» Problem statement:
Reproduce the listing word for word. Skip any image.
# start of Provided data
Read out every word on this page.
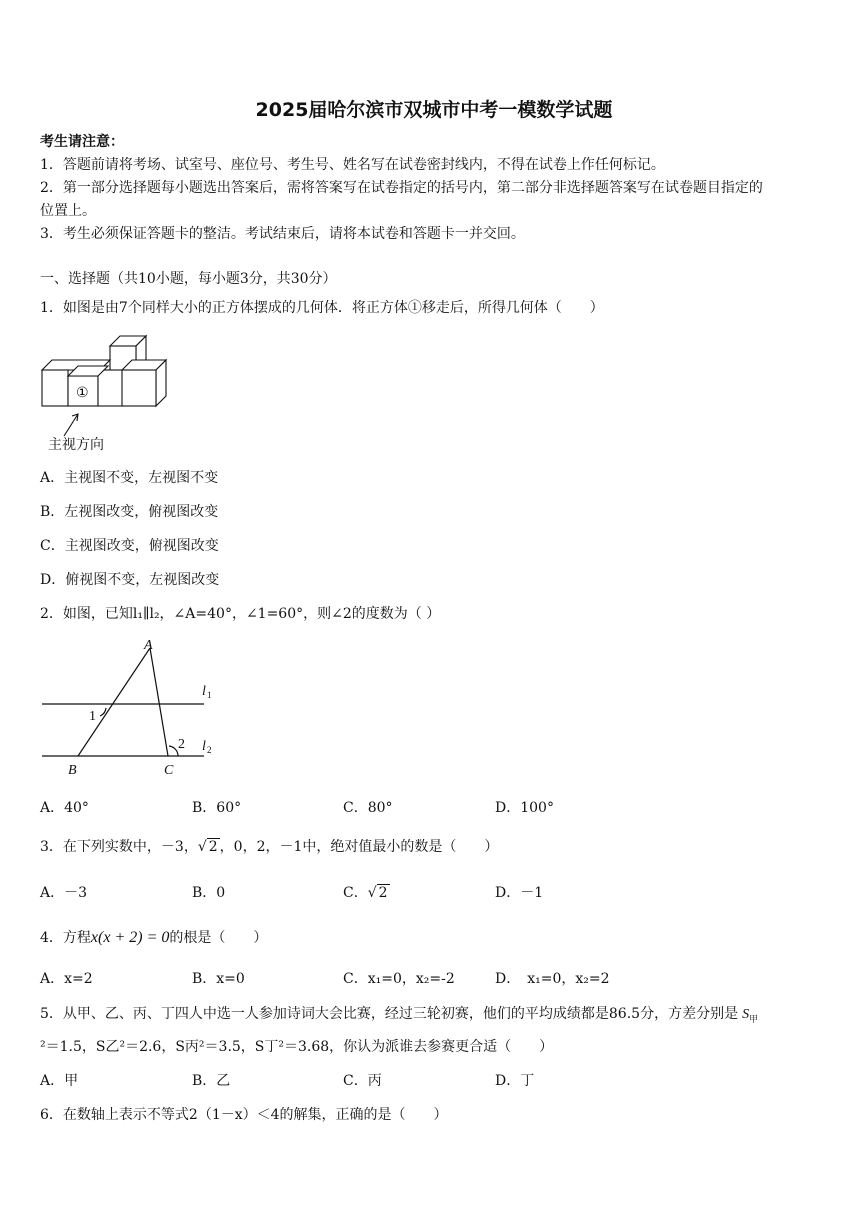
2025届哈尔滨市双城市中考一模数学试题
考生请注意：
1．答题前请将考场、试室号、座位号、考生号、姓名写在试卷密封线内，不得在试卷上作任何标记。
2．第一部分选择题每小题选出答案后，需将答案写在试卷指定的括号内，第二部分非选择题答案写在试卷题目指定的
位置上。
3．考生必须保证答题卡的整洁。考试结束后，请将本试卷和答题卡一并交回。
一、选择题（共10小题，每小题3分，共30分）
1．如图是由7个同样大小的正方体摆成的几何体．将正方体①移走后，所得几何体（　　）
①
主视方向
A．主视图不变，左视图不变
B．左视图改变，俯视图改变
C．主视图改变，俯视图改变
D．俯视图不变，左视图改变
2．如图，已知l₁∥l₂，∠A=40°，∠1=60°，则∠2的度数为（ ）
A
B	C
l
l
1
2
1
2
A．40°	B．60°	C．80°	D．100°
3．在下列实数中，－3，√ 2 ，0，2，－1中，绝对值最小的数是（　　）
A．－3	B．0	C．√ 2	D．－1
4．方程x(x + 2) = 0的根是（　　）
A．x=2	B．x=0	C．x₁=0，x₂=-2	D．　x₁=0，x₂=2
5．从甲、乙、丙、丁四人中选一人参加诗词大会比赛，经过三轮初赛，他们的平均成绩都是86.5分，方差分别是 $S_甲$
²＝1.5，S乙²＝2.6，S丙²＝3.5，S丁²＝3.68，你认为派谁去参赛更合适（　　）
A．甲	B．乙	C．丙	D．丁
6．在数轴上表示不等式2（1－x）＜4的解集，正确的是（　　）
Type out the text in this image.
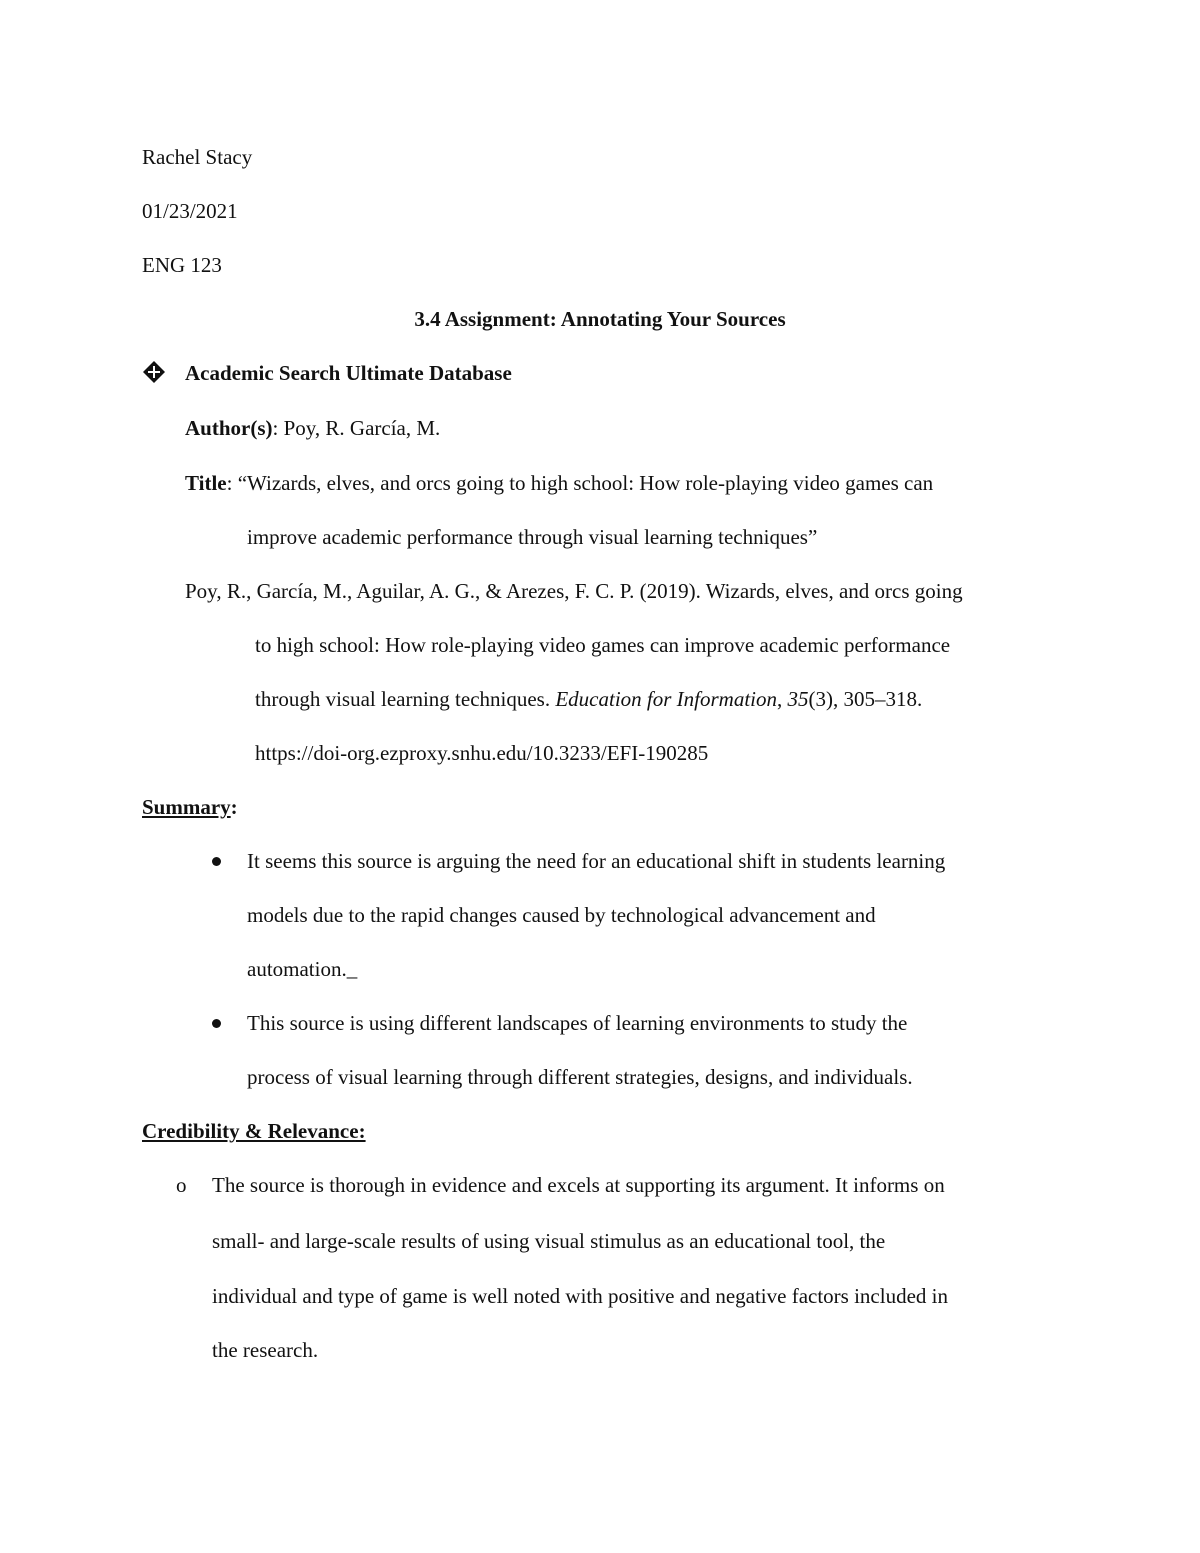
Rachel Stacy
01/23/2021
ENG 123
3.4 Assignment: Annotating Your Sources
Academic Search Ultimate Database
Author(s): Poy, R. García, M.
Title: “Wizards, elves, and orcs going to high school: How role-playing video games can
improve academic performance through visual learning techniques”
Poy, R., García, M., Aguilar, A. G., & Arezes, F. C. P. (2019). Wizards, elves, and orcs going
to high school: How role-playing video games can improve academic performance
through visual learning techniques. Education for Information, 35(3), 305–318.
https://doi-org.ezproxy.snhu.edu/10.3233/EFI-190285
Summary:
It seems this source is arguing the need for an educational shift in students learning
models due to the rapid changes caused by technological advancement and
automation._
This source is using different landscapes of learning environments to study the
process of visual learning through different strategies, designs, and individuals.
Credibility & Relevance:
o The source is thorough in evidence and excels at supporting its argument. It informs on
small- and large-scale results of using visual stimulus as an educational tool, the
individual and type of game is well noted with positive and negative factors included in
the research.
# end of Provided data
» Answer in full:
Read out every word on this page.
2025届哈尔滨市双城市中考一模数学试题
考生请注意：
1．答题前请将考场、试室号、座位号、考生号、姓名写在试卷密封线内，不得在试卷上作任何标记。
2．第一部分选择题每小题选出答案后，需将答案写在试卷指定的括号内，第二部分非选择题答案写在试卷题目指定的
位置上。
3．考生必须保证答题卡的整洁。考试结束后，请将本试卷和答题卡一并交回。
一、选择题（共10小题，每小题3分，共30分）
1．如图是由7个同样大小的正方体摆成的几何体．将正方体①移走后，所得几何体（　　）
①
主视方向
A．主视图不变，左视图不变
B．左视图改变，俯视图改变
C．主视图改变，俯视图改变
D．俯视图不变，左视图改变
2．如图，已知l₁∥l₂，∠A=40°，∠1=60°，则∠2的度数为（ ）
A
B	C
l
l
1
2
1
2
A．40°	B．60°	C．80°	D．100°
3．在下列实数中，－3，√ 2 ，0，2，－1中，绝对值最小的数是（　　）
A．－3	B．0	C．√ 2	D．－1
4．方程x(x + 2) = 0的根是（　　）
A．x=2	B．x=0	C．x₁=0，x₂=-2	D．　x₁=0，x₂=2
5．从甲、乙、丙、丁四人中选一人参加诗词大会比赛，经过三轮初赛，他们的平均成绩都是86.5分，方差分别是 $S_甲$
²＝1.5，S乙²＝2.6，S丙²＝3.5，S丁²＝3.68，你认为派谁去参赛更合适（　　）
A．甲	B．乙	C．丙	D．丁
6．在数轴上表示不等式2（1－x）＜4的解集，正确的是（　　）
Type out the text in this image.
Rachel Stacy
01/23/2021
ENG 123
3.4 Assignment: Annotating Your Sources
Academic Search Ultimate Database
Author(s): Poy, R. García, M.
Title: “Wizards, elves, and orcs going to high school: How role-playing video games can
improve academic performance through visual learning techniques”
Poy, R., García, M., Aguilar, A. G., & Arezes, F. C. P. (2019). Wizards, elves, and orcs going
to high school: How role-playing video games can improve academic performance
through visual learning techniques. Education for Information, 35(3), 305–318.
https://doi-org.ezproxy.snhu.edu/10.3233/EFI-190285
Summary:
It seems this source is arguing the need for an educational shift in students learning
models due to the rapid changes caused by technological advancement and
automation._
This source is using different landscapes of learning environments to study the
process of visual learning through different strategies, designs, and individuals.
Credibility & Relevance:
o The source is thorough in evidence and excels at supporting its argument. It informs on
small- and large-scale results of using visual stimulus as an educational tool, the
individual and type of game is well noted with positive and negative factors included in
the research.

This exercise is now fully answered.